*Exercise task*
Report, as a bare number, how many lines contain the string "chew".
────
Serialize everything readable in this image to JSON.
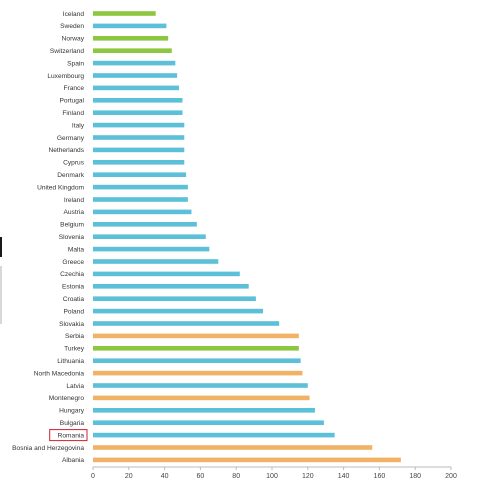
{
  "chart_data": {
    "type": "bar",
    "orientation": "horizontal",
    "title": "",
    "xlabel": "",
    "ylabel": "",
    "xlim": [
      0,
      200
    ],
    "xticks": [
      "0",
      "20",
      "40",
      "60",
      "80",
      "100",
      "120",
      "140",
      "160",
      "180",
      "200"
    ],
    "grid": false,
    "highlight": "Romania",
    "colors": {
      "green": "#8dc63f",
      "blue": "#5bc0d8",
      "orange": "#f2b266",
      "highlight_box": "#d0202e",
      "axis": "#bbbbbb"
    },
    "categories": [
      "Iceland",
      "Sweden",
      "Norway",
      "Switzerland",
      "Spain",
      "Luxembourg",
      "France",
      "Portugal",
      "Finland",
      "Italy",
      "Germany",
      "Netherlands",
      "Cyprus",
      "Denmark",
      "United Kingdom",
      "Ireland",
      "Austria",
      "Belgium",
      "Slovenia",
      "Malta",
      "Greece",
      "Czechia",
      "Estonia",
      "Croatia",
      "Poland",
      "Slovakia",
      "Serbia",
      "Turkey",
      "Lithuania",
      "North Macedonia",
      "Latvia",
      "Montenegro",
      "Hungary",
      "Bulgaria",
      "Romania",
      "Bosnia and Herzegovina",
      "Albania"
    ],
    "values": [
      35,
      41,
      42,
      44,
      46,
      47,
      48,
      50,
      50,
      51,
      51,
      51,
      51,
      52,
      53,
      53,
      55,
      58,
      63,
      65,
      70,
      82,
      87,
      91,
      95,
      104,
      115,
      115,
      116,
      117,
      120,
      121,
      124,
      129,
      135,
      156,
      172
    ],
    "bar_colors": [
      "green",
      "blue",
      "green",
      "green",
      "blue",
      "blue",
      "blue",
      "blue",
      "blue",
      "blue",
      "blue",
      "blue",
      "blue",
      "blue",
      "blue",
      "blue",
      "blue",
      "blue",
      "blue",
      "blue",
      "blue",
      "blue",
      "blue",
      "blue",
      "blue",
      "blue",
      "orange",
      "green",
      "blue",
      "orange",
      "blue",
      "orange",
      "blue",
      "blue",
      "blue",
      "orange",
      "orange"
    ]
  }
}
────
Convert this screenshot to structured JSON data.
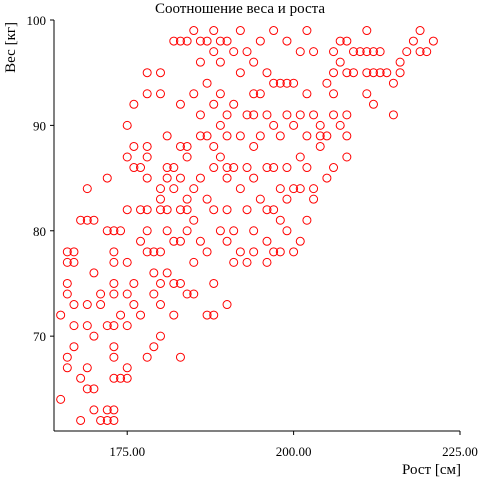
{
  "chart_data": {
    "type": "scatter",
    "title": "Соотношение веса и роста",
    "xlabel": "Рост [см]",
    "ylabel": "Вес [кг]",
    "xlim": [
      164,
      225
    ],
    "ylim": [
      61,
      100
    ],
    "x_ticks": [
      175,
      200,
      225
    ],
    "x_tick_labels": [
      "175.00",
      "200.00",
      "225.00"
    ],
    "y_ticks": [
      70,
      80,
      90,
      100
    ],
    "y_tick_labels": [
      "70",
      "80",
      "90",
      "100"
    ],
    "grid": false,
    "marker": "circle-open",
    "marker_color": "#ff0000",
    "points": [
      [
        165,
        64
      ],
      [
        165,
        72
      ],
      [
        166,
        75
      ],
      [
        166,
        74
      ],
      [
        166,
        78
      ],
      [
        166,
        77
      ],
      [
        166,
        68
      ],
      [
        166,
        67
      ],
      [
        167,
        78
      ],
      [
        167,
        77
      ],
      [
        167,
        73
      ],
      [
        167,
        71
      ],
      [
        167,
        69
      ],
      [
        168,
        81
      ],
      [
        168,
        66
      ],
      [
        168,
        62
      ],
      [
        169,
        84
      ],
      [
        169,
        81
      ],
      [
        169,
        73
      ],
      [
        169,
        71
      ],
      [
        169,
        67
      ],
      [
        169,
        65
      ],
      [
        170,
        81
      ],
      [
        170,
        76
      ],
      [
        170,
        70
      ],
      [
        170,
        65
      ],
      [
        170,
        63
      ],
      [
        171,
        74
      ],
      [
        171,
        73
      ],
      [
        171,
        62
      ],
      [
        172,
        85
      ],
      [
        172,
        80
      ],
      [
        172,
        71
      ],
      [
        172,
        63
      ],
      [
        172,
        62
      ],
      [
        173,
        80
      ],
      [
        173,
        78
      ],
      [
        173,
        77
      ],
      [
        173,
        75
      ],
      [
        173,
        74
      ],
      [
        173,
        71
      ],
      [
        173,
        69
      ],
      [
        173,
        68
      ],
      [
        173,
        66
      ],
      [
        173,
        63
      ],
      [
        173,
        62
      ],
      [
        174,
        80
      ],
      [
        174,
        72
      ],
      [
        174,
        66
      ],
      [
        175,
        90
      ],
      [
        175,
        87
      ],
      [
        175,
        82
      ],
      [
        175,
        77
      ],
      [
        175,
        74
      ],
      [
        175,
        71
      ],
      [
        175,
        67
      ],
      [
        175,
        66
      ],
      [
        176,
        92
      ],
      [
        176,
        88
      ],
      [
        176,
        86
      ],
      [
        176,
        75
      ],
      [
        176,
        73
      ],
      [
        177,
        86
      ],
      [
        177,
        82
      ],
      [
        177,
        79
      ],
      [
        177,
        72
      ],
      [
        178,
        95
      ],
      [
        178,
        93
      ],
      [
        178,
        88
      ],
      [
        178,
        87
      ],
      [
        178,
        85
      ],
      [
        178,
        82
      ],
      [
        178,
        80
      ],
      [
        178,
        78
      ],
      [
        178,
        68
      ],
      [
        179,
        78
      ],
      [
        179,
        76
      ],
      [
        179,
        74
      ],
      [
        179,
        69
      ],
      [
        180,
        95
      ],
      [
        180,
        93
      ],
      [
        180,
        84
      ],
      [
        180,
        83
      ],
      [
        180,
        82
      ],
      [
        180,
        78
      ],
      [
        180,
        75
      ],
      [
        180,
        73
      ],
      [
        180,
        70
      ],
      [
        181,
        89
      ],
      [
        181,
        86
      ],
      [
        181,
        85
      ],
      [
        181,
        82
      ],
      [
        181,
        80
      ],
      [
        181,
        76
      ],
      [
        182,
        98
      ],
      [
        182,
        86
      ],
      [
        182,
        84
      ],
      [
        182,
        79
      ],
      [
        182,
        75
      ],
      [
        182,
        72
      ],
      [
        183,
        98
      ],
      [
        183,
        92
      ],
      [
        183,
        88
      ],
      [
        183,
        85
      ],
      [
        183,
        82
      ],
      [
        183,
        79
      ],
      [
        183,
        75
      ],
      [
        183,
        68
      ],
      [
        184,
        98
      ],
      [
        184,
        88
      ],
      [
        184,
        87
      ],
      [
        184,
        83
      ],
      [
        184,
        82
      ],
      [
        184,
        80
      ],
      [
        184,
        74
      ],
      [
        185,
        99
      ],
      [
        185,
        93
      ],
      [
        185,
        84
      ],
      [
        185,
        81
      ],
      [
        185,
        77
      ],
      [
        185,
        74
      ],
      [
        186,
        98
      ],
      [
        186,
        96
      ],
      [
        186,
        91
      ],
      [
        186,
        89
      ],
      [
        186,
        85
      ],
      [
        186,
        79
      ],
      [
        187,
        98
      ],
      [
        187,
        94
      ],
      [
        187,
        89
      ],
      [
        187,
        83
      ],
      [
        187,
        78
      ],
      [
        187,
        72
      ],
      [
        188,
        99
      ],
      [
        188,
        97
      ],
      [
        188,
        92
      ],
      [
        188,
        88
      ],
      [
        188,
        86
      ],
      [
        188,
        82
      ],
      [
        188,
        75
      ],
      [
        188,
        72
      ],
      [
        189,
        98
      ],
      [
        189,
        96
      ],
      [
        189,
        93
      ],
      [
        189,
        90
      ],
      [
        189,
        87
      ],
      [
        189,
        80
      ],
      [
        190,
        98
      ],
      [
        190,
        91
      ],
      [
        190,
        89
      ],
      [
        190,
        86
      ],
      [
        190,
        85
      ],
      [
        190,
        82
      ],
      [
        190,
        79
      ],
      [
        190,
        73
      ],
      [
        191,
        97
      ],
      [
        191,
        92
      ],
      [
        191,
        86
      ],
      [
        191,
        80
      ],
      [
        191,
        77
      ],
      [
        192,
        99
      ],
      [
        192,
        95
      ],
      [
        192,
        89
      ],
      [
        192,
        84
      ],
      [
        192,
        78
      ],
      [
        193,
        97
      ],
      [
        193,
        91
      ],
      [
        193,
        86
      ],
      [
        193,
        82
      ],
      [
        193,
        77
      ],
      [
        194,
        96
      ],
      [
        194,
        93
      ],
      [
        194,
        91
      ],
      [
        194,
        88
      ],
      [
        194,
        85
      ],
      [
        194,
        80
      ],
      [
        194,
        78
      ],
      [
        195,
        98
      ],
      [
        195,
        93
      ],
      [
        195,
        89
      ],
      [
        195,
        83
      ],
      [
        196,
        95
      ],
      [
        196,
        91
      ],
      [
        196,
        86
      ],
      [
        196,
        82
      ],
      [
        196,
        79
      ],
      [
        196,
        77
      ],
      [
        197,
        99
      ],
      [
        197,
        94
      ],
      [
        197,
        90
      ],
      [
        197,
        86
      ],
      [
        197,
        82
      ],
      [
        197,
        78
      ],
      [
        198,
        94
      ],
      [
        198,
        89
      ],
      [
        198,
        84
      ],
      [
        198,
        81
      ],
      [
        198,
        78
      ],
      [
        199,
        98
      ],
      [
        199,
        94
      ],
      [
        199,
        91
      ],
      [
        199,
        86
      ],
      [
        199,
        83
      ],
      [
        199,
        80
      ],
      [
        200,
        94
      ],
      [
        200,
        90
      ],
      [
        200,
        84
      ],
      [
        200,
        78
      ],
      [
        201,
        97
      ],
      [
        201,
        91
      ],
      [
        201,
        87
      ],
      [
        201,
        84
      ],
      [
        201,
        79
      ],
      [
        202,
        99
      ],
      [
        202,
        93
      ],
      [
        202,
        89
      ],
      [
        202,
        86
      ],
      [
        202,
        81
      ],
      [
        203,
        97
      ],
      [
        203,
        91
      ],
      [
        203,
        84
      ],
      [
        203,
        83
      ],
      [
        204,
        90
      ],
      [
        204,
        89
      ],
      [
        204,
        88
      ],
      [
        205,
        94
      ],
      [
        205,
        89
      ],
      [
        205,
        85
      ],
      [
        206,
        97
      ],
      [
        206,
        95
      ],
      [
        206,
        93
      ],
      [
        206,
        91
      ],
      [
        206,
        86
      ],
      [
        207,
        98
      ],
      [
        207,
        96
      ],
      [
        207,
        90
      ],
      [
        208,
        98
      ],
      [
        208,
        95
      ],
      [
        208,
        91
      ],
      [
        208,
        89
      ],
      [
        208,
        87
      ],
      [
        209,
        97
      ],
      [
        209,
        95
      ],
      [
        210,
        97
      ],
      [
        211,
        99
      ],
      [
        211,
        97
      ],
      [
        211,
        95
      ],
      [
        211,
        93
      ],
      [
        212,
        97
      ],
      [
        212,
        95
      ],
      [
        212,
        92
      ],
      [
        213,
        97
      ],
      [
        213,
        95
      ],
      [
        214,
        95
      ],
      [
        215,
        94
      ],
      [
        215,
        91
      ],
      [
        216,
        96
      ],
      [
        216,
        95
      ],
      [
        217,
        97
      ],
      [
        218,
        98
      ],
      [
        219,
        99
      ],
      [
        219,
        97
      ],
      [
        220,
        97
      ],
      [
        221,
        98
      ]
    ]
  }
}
────
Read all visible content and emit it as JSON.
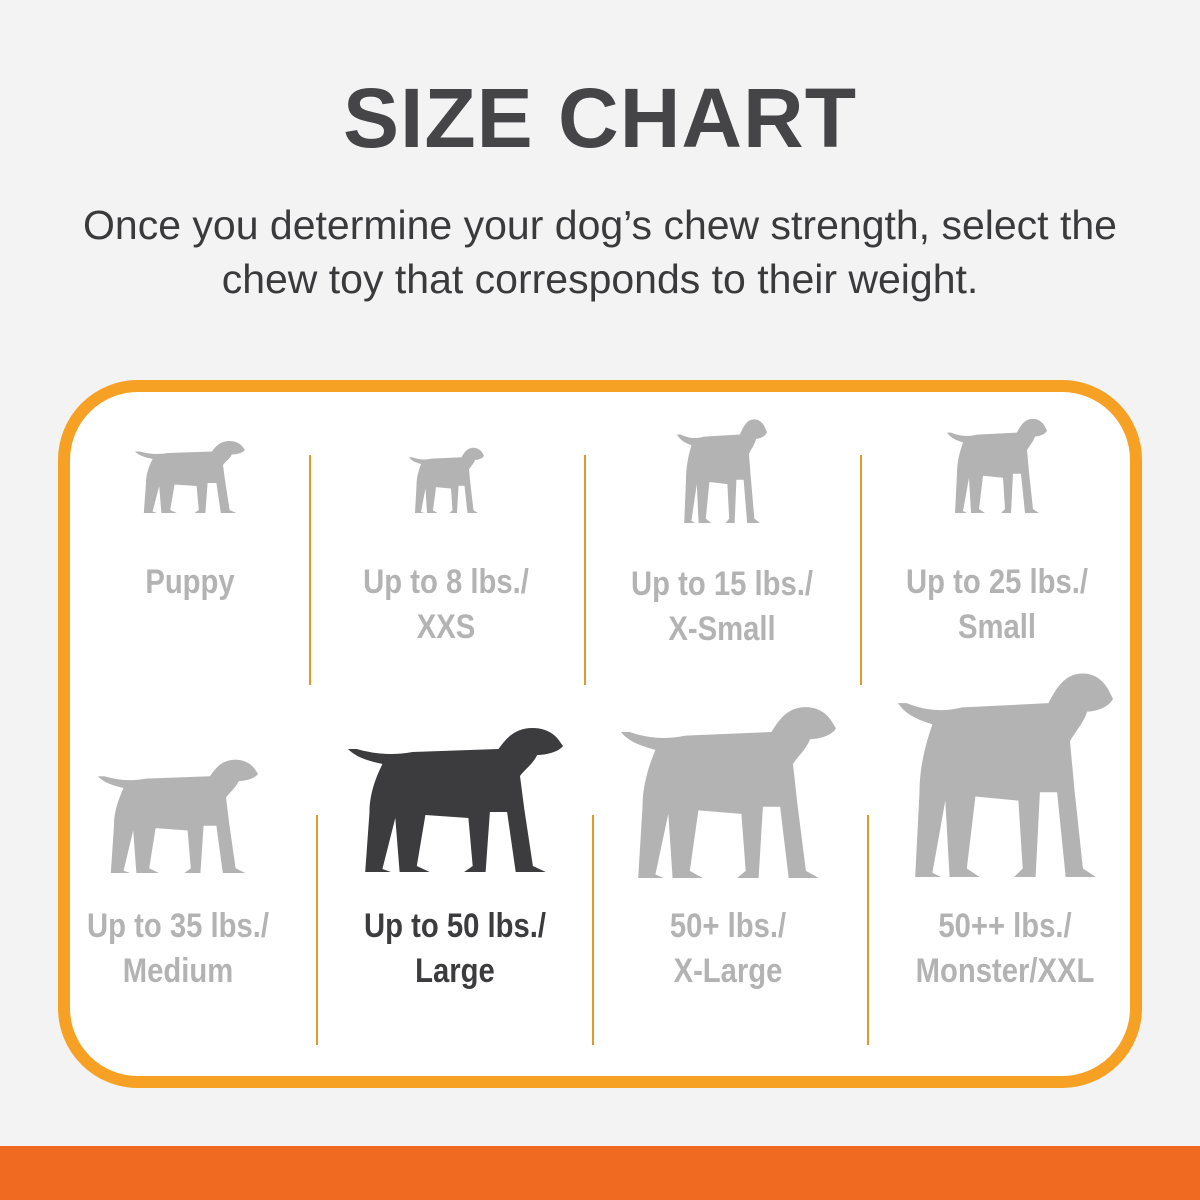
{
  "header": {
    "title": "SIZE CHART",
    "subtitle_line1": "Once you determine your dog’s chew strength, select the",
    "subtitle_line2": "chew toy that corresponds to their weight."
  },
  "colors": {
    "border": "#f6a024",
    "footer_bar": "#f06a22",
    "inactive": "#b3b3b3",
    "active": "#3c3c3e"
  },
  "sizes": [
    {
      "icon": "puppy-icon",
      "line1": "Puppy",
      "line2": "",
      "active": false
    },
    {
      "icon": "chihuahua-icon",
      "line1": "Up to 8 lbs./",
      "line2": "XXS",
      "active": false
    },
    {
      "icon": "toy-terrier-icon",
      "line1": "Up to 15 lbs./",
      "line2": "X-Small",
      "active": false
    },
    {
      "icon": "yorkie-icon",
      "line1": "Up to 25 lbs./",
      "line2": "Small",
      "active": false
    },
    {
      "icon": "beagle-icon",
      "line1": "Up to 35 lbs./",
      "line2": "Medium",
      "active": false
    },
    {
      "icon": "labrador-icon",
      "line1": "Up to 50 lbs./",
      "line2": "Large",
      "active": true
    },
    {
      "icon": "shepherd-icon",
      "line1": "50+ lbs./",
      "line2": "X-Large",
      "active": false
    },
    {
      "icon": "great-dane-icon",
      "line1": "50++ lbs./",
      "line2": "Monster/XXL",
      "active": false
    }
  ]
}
────
*Worked solution*
2